Stored items from a collection
* * * * * * * * *

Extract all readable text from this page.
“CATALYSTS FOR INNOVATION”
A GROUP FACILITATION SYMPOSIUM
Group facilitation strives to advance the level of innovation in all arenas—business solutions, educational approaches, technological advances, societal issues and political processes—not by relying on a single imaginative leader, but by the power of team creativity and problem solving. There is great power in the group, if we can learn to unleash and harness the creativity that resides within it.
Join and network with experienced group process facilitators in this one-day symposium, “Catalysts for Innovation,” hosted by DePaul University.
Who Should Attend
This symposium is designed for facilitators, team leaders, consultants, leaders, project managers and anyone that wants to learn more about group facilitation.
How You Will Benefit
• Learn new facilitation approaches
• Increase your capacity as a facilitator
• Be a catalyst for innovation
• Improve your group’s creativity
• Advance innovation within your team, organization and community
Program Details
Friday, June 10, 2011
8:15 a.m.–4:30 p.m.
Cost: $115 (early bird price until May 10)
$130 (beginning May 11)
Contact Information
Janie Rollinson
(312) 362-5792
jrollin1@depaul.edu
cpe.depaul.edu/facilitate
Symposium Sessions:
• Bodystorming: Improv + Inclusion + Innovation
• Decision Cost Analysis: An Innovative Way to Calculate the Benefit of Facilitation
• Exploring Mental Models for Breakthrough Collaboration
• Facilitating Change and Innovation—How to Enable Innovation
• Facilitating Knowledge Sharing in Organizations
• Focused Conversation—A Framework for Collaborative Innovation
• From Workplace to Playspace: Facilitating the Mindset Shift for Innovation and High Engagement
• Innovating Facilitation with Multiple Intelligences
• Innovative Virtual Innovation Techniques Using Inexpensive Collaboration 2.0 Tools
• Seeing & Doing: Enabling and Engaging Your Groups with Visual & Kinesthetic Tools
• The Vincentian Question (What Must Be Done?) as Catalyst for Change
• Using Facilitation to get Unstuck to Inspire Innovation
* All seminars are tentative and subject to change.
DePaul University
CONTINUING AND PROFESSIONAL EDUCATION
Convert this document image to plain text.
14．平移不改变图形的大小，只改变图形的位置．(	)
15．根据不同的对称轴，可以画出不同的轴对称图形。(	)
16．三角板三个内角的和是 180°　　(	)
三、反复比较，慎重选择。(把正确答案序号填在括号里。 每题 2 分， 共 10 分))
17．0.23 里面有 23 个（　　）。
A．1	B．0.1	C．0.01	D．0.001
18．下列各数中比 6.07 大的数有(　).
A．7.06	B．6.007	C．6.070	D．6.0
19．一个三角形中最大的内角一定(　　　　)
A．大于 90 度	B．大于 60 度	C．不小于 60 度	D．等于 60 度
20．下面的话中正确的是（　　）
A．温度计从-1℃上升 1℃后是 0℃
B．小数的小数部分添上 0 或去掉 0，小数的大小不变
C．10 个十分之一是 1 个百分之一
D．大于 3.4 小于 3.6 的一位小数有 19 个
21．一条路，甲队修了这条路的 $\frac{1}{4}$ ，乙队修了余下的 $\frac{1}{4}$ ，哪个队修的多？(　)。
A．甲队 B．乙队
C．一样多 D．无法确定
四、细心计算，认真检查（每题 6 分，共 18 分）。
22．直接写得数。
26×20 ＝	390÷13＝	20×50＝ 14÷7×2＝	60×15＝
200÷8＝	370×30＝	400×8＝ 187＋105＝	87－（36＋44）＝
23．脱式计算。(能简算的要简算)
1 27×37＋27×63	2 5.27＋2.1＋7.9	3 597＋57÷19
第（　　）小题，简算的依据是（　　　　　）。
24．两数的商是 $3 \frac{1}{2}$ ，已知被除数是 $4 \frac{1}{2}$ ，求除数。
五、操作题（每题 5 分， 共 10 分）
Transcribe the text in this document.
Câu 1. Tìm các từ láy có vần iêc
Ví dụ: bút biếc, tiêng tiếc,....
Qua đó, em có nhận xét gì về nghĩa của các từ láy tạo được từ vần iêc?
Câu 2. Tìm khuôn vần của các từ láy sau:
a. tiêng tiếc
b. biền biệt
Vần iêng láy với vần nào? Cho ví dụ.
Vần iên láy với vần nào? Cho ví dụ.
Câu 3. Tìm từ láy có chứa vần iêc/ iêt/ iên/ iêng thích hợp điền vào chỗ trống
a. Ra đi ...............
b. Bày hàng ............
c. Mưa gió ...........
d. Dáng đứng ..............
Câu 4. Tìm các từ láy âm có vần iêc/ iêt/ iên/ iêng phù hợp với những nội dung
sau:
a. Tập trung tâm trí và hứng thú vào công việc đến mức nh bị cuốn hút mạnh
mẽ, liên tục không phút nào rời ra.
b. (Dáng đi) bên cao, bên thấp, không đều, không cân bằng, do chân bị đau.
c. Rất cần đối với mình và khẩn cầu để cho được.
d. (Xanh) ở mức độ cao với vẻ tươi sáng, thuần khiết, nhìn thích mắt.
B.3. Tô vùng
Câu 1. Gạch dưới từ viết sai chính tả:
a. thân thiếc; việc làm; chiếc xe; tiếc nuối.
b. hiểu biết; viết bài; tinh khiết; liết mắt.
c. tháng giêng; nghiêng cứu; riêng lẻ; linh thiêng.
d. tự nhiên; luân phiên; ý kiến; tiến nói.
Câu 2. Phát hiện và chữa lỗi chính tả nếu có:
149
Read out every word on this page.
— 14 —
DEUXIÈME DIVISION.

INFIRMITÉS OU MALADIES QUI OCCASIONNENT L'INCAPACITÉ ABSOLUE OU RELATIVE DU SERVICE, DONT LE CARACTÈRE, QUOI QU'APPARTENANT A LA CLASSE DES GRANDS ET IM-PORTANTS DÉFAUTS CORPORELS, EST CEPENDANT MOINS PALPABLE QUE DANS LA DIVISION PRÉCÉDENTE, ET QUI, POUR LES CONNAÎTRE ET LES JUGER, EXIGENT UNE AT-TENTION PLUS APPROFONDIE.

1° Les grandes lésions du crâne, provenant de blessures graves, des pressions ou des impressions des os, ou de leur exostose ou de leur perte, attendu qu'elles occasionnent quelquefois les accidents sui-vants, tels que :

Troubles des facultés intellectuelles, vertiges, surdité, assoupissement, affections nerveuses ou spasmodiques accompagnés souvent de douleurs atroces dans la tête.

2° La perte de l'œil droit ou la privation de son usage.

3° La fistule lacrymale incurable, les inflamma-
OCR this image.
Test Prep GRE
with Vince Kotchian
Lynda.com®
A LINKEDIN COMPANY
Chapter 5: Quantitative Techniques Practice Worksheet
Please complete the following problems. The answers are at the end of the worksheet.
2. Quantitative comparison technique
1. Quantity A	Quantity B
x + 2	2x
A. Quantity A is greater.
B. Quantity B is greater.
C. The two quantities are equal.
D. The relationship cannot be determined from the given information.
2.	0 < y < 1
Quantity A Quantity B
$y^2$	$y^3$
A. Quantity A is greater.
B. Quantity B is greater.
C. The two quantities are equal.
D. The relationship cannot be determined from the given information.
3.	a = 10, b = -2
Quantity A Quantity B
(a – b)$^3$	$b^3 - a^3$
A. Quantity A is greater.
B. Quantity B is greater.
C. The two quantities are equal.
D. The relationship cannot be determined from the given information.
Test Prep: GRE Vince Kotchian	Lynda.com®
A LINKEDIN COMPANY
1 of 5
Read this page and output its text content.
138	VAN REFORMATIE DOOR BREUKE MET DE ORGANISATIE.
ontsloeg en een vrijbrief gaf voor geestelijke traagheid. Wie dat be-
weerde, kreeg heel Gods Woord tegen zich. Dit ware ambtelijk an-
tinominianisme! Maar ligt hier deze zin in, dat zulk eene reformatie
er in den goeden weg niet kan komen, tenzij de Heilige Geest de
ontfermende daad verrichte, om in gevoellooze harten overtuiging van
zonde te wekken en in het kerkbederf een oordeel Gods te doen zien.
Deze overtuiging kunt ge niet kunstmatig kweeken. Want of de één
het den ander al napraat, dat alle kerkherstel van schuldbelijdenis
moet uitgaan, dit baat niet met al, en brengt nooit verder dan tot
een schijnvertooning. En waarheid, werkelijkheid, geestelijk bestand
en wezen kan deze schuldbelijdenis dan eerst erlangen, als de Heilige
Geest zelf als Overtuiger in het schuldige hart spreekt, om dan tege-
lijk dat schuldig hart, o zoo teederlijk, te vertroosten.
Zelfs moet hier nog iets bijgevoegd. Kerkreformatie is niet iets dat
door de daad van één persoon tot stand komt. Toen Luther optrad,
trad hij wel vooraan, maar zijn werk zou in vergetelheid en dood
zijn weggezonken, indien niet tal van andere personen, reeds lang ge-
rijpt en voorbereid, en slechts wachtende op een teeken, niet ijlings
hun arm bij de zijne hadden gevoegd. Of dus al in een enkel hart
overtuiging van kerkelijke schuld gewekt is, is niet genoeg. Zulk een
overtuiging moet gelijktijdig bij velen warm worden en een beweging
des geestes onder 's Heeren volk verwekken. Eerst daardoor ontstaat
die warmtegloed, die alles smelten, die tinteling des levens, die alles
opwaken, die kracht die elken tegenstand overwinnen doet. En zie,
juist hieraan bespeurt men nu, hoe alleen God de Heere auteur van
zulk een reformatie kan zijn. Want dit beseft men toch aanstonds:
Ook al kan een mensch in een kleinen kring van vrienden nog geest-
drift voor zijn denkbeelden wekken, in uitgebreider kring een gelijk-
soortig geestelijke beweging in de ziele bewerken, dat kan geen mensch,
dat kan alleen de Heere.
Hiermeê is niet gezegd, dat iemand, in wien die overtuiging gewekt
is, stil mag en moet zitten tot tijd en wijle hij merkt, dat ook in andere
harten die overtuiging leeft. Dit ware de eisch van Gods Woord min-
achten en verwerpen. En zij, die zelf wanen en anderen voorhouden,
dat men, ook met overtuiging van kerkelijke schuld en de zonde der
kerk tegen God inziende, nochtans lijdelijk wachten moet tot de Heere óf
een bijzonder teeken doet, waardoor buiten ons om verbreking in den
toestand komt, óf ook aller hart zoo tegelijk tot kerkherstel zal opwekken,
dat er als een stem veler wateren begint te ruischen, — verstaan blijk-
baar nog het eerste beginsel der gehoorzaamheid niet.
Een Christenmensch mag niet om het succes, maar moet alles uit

* * * * * * * * *

## STATED TASK
Report how many lines of the listing hold the word "tiêng", with nothing but the number.

## SOLUTION TO THIS PROBLEM
2